**GOAL OF THE EXERCISE**. Write out the records word for word, with no pictures.

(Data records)
+---+

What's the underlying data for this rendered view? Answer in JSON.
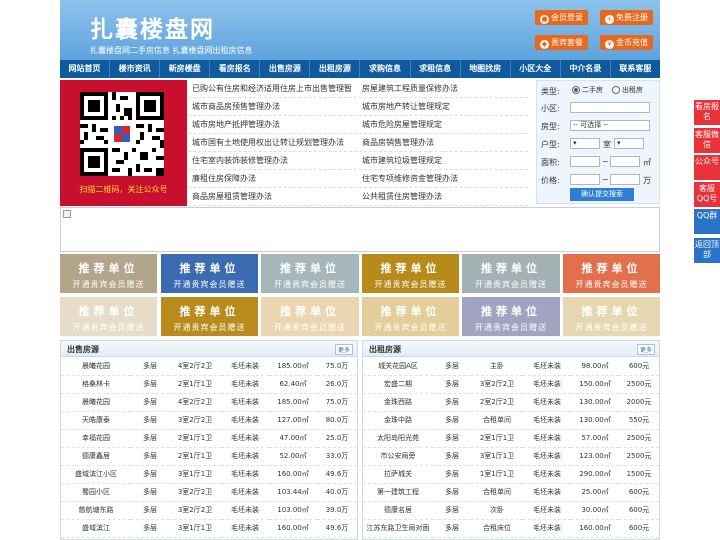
{
  "header": {
    "logo": "扎囊楼盘网",
    "slogan": "扎囊楼盘网二手房信息    扎囊楼盘网出租房信息",
    "buttons": [
      {
        "label": "会员登录",
        "icon": "user-icon"
      },
      {
        "label": "免费注册",
        "icon": "person-add-icon"
      },
      {
        "label": "贵宾套餐",
        "icon": "gift-icon"
      },
      {
        "label": "金币充值",
        "icon": "coin-icon"
      }
    ]
  },
  "nav": [
    "网站首页",
    "楼市资讯",
    "新房楼盘",
    "看房报名",
    "出售房源",
    "出租房源",
    "求购信息",
    "求租信息",
    "地图找房",
    "小区大全",
    "中介名录",
    "联系客服"
  ],
  "qr": {
    "caption": "扫描二维码，关注公众号"
  },
  "links": [
    [
      "已购公有住房和经济适用住房上市出售管理暂",
      "房屋建筑工程质量保修办法"
    ],
    [
      "城市商品房预售管理办法",
      "城市房地产转让管理规定"
    ],
    [
      "城市房地产抵押管理办法",
      "城市危险房屋管理规定"
    ],
    [
      "城市国有土地使用权出让转让规划管理办法",
      "商品房销售管理办法"
    ],
    [
      "住宅室内装饰装修管理办法",
      "城市建筑垃圾管理规定"
    ],
    [
      "廉租住房保障办法",
      "住宅专项维修资金管理办法"
    ],
    [
      "商品房屋租赁管理办法",
      "公共租赁住房管理办法"
    ]
  ],
  "search": {
    "type_label": "类型:",
    "type_options": [
      "二手房",
      "出租房"
    ],
    "type_selected": "二手房",
    "community_label": "小区:",
    "house_label": "房型:",
    "house_select": "-- 可选择 --",
    "layout_label": "户型:",
    "layout_room": "室",
    "area_label": "面积:",
    "area_unit": "㎡",
    "price_label": "价格:",
    "price_unit": "万",
    "submit": "确认提交搜索"
  },
  "side": [
    "看房报名",
    "客服微信",
    "公众号",
    "客服QQ号",
    "QQ群",
    "返回顶部"
  ],
  "recommend": {
    "title": "推荐单位",
    "subtitle": "开通贵宾会员赠送",
    "colors": [
      "#b3a58a",
      "#3b6bb1",
      "#a6b6ba",
      "#b88a19",
      "#a4b1b4",
      "#e36f4b",
      "#e7dcc7",
      "#b98b1d",
      "#ead7b2",
      "#e3cd98",
      "#a2a3c0",
      "#e5d8b0"
    ]
  },
  "sale": {
    "title": "出售房源",
    "more": "更多",
    "rows": [
      [
        "晨曦花园",
        "多层",
        "4室2厅2卫",
        "毛坯未装",
        "185.00㎡",
        "75.0万"
      ],
      [
        "格桑林卡",
        "多层",
        "2室1厅1卫",
        "毛坯未装",
        "62.40㎡",
        "26.0万"
      ],
      [
        "晨曦花园",
        "多层",
        "4室2厅2卫",
        "毛坯未装",
        "185.00㎡",
        "75.0万"
      ],
      [
        "天皓康泰",
        "多层",
        "3室2厅2卫",
        "毛坯未装",
        "127.00㎡",
        "80.0万"
      ],
      [
        "幸福花园",
        "多层",
        "2室1厅1卫",
        "毛坯未装",
        "47.00㎡",
        "25.0万"
      ],
      [
        "德康鑫居",
        "多层",
        "2室1厅1卫",
        "毛坯未装",
        "52.00㎡",
        "33.0万"
      ],
      [
        "盛域滨江小区",
        "多层",
        "3室1厅1卫",
        "毛坯未装",
        "160.00㎡",
        "49.6万"
      ],
      [
        "蜀园小区",
        "多层",
        "3室2厅2卫",
        "毛坯未装",
        "103.44㎡",
        "40.0万"
      ],
      [
        "慈航塘东路",
        "多层",
        "3室2厅2卫",
        "毛坯未装",
        "103.00㎡",
        "39.0万"
      ],
      [
        "盛域滨江",
        "多层",
        "3室1厅1卫",
        "毛坯未装",
        "160.00㎡",
        "49.6万"
      ]
    ]
  },
  "rent": {
    "title": "出租房源",
    "more": "更多",
    "rows": [
      [
        "城关花园A区",
        "多层",
        "主卧",
        "毛坯未装",
        "98.00㎡",
        "600元"
      ],
      [
        "宏盛二期",
        "多层",
        "3室2厅2卫",
        "毛坯未装",
        "150.00㎡",
        "2500元"
      ],
      [
        "金珠西路",
        "多层",
        "2室2厅2卫",
        "毛坯未装",
        "130.00㎡",
        "2000元"
      ],
      [
        "金珠中路",
        "多层",
        "合租单间",
        "毛坯未装",
        "130.00㎡",
        "550元"
      ],
      [
        "太阳岛阳光苑",
        "多层",
        "2室1厅1卫",
        "毛坯未装",
        "57.00㎡",
        "2500元"
      ],
      [
        "市公安局旁",
        "多层",
        "3室1厅1卫",
        "毛坯未装",
        "123.00㎡",
        "2500元"
      ],
      [
        "拉萨城关",
        "多层",
        "1室1厅1卫",
        "毛坯未装",
        "290.00㎡",
        "1500元"
      ],
      [
        "第一建筑工程",
        "多层",
        "合租单间",
        "毛坯未装",
        "25.00㎡",
        "600元"
      ],
      [
        "德康名居",
        "多层",
        "次卧",
        "毛坯未装",
        "30.00㎡",
        "600元"
      ],
      [
        "江苏东路卫生局对面",
        "多层",
        "合租床位",
        "毛坯未装",
        "160.00㎡",
        "600元"
      ]
    ]
  }
}
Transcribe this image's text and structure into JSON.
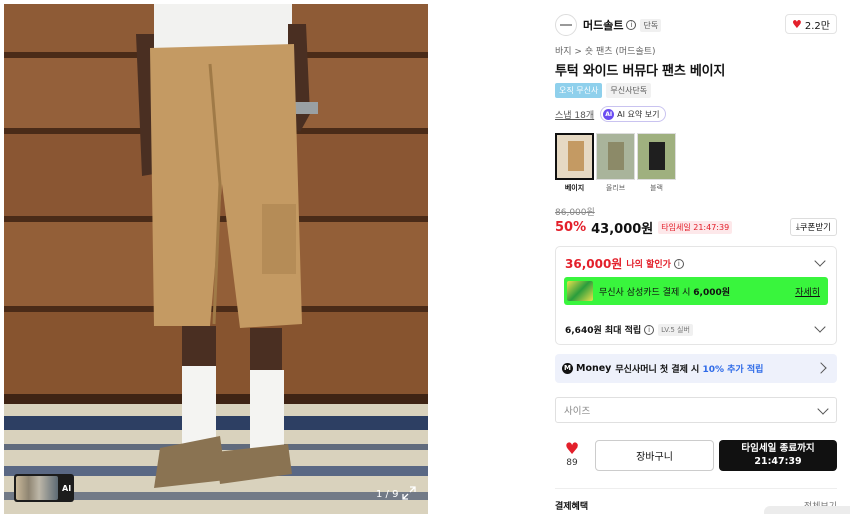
{
  "product_image": {
    "pager": "1 / 9",
    "ai_thumb_label": "AI",
    "colors": {
      "wood": "#8c5a35",
      "shorts": "#c49a63",
      "rug": "#d9d2bd",
      "rug_blue": "#2d3f63"
    }
  },
  "brand": {
    "name": "머드솔트",
    "info_icon": "info-icon",
    "tag": "단독",
    "likes": "2.2만"
  },
  "breadcrumb": "바지 > 숏 팬츠 (머드솔트)",
  "title": "투턱 와이드 버뮤다 팬츠 베이지",
  "badges": [
    "오직 무신사",
    "무신사단독"
  ],
  "reviews": "스냅 18개",
  "ai_summary": {
    "icon_text": "AI",
    "label": "AI 요약 보기"
  },
  "swatches": [
    {
      "label": "베이지",
      "selected": true,
      "color": "#c49a63"
    },
    {
      "label": "올리브",
      "selected": false,
      "color": "#8c8a68"
    },
    {
      "label": "블랙",
      "selected": false,
      "color": "#1f1f1f"
    }
  ],
  "price": {
    "original": "86,000원",
    "discount": "50%",
    "sale": "43,000원",
    "timesale_tag": "타임세일 21:47:39",
    "coupon_button": "쿠폰받기",
    "coupon_prefix": "⤓"
  },
  "benefit": {
    "my_price": "36,000원",
    "my_price_label": "나의 할인가",
    "card_text": "무신사 삼성카드 결제 시",
    "card_amount": "6,000원",
    "card_detail": "자세히",
    "point_text": "6,640원 최대 적립",
    "level_tag": "LV.5 실버"
  },
  "money": {
    "logo": "M",
    "brand": "Money",
    "text": "무신사머니 첫 결제 시",
    "highlight": "10% 추가 적립"
  },
  "size_select": {
    "placeholder": "사이즈"
  },
  "buy": {
    "wish_count": "89",
    "cart_label": "장바구니",
    "buy_line1": "타임세일 종료까지",
    "buy_line2": "21:47:39"
  },
  "payment": {
    "title": "결제혜택",
    "all": "전체보기"
  }
}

+---+

**THE RESPONSE**.
What's the underlying data for this rendered view? Answer in JSON.
{
  "header": {
    "logo": "扎囊楼盘网",
    "slogan": "扎囊楼盘网二手房信息    扎囊楼盘网出租房信息",
    "buttons": [
      {
        "label": "会员登录",
        "icon": "user-icon"
      },
      {
        "label": "免费注册",
        "icon": "person-add-icon"
      },
      {
        "label": "贵宾套餐",
        "icon": "gift-icon"
      },
      {
        "label": "金币充值",
        "icon": "coin-icon"
      }
    ]
  },
  "nav": [
    "网站首页",
    "楼市资讯",
    "新房楼盘",
    "看房报名",
    "出售房源",
    "出租房源",
    "求购信息",
    "求租信息",
    "地图找房",
    "小区大全",
    "中介名录",
    "联系客服"
  ],
  "qr": {
    "caption": "扫描二维码，关注公众号"
  },
  "links": [
    [
      "已购公有住房和经济适用住房上市出售管理暂",
      "房屋建筑工程质量保修办法"
    ],
    [
      "城市商品房预售管理办法",
      "城市房地产转让管理规定"
    ],
    [
      "城市房地产抵押管理办法",
      "城市危险房屋管理规定"
    ],
    [
      "城市国有土地使用权出让转让规划管理办法",
      "商品房销售管理办法"
    ],
    [
      "住宅室内装饰装修管理办法",
      "城市建筑垃圾管理规定"
    ],
    [
      "廉租住房保障办法",
      "住宅专项维修资金管理办法"
    ],
    [
      "商品房屋租赁管理办法",
      "公共租赁住房管理办法"
    ]
  ],
  "search": {
    "type_label": "类型:",
    "type_options": [
      "二手房",
      "出租房"
    ],
    "type_selected": "二手房",
    "community_label": "小区:",
    "house_label": "房型:",
    "house_select": "-- 可选择 --",
    "layout_label": "户型:",
    "layout_room": "室",
    "area_label": "面积:",
    "area_unit": "㎡",
    "price_label": "价格:",
    "price_unit": "万",
    "submit": "确认提交搜索"
  },
  "side": [
    "看房报名",
    "客服微信",
    "公众号",
    "客服QQ号",
    "QQ群",
    "返回顶部"
  ],
  "recommend": {
    "title": "推荐单位",
    "subtitle": "开通贵宾会员赠送",
    "colors": [
      "#b3a58a",
      "#3b6bb1",
      "#a6b6ba",
      "#b88a19",
      "#a4b1b4",
      "#e36f4b",
      "#e7dcc7",
      "#b98b1d",
      "#ead7b2",
      "#e3cd98",
      "#a2a3c0",
      "#e5d8b0"
    ]
  },
  "sale": {
    "title": "出售房源",
    "more": "更多",
    "rows": [
      [
        "晨曦花园",
        "多层",
        "4室2厅2卫",
        "毛坯未装",
        "185.00㎡",
        "75.0万"
      ],
      [
        "格桑林卡",
        "多层",
        "2室1厅1卫",
        "毛坯未装",
        "62.40㎡",
        "26.0万"
      ],
      [
        "晨曦花园",
        "多层",
        "4室2厅2卫",
        "毛坯未装",
        "185.00㎡",
        "75.0万"
      ],
      [
        "天皓康泰",
        "多层",
        "3室2厅2卫",
        "毛坯未装",
        "127.00㎡",
        "80.0万"
      ],
      [
        "幸福花园",
        "多层",
        "2室1厅1卫",
        "毛坯未装",
        "47.00㎡",
        "25.0万"
      ],
      [
        "德康鑫居",
        "多层",
        "2室1厅1卫",
        "毛坯未装",
        "52.00㎡",
        "33.0万"
      ],
      [
        "盛域滨江小区",
        "多层",
        "3室1厅1卫",
        "毛坯未装",
        "160.00㎡",
        "49.6万"
      ],
      [
        "蜀园小区",
        "多层",
        "3室2厅2卫",
        "毛坯未装",
        "103.44㎡",
        "40.0万"
      ],
      [
        "慈航塘东路",
        "多层",
        "3室2厅2卫",
        "毛坯未装",
        "103.00㎡",
        "39.0万"
      ],
      [
        "盛域滨江",
        "多层",
        "3室1厅1卫",
        "毛坯未装",
        "160.00㎡",
        "49.6万"
      ]
    ]
  },
  "rent": {
    "title": "出租房源",
    "more": "更多",
    "rows": [
      [
        "城关花园A区",
        "多层",
        "主卧",
        "毛坯未装",
        "98.00㎡",
        "600元"
      ],
      [
        "宏盛二期",
        "多层",
        "3室2厅2卫",
        "毛坯未装",
        "150.00㎡",
        "2500元"
      ],
      [
        "金珠西路",
        "多层",
        "2室2厅2卫",
        "毛坯未装",
        "130.00㎡",
        "2000元"
      ],
      [
        "金珠中路",
        "多层",
        "合租单间",
        "毛坯未装",
        "130.00㎡",
        "550元"
      ],
      [
        "太阳岛阳光苑",
        "多层",
        "2室1厅1卫",
        "毛坯未装",
        "57.00㎡",
        "2500元"
      ],
      [
        "市公安局旁",
        "多层",
        "3室1厅1卫",
        "毛坯未装",
        "123.00㎡",
        "2500元"
      ],
      [
        "拉萨城关",
        "多层",
        "1室1厅1卫",
        "毛坯未装",
        "290.00㎡",
        "1500元"
      ],
      [
        "第一建筑工程",
        "多层",
        "合租单间",
        "毛坯未装",
        "25.00㎡",
        "600元"
      ],
      [
        "德康名居",
        "多层",
        "次卧",
        "毛坯未装",
        "30.00㎡",
        "600元"
      ],
      [
        "江苏东路卫生局对面",
        "多层",
        "合租床位",
        "毛坯未装",
        "160.00㎡",
        "600元"
      ]
    ]
  }
}
Transcribe this image's text and structure into JSON.
{
  "product_image": {
    "pager": "1 / 9",
    "ai_thumb_label": "AI",
    "colors": {
      "wood": "#8c5a35",
      "shorts": "#c49a63",
      "rug": "#d9d2bd",
      "rug_blue": "#2d3f63"
    }
  },
  "brand": {
    "name": "머드솔트",
    "info_icon": "info-icon",
    "tag": "단독",
    "likes": "2.2만"
  },
  "breadcrumb": "바지 > 숏 팬츠 (머드솔트)",
  "title": "투턱 와이드 버뮤다 팬츠 베이지",
  "badges": [
    "오직 무신사",
    "무신사단독"
  ],
  "reviews": "스냅 18개",
  "ai_summary": {
    "icon_text": "AI",
    "label": "AI 요약 보기"
  },
  "swatches": [
    {
      "label": "베이지",
      "selected": true,
      "color": "#c49a63"
    },
    {
      "label": "올리브",
      "selected": false,
      "color": "#8c8a68"
    },
    {
      "label": "블랙",
      "selected": false,
      "color": "#1f1f1f"
    }
  ],
  "price": {
    "original": "86,000원",
    "discount": "50%",
    "sale": "43,000원",
    "timesale_tag": "타임세일 21:47:39",
    "coupon_button": "쿠폰받기",
    "coupon_prefix": "⤓"
  },
  "benefit": {
    "my_price": "36,000원",
    "my_price_label": "나의 할인가",
    "card_text": "무신사 삼성카드 결제 시",
    "card_amount": "6,000원",
    "card_detail": "자세히",
    "point_text": "6,640원 최대 적립",
    "level_tag": "LV.5 실버"
  },
  "money": {
    "logo": "M",
    "brand": "Money",
    "text": "무신사머니 첫 결제 시",
    "highlight": "10% 추가 적립"
  },
  "size_select": {
    "placeholder": "사이즈"
  },
  "buy": {
    "wish_count": "89",
    "cart_label": "장바구니",
    "buy_line1": "타임세일 종료까지",
    "buy_line2": "21:47:39"
  },
  "payment": {
    "title": "결제혜택",
    "all": "전체보기"
  }
}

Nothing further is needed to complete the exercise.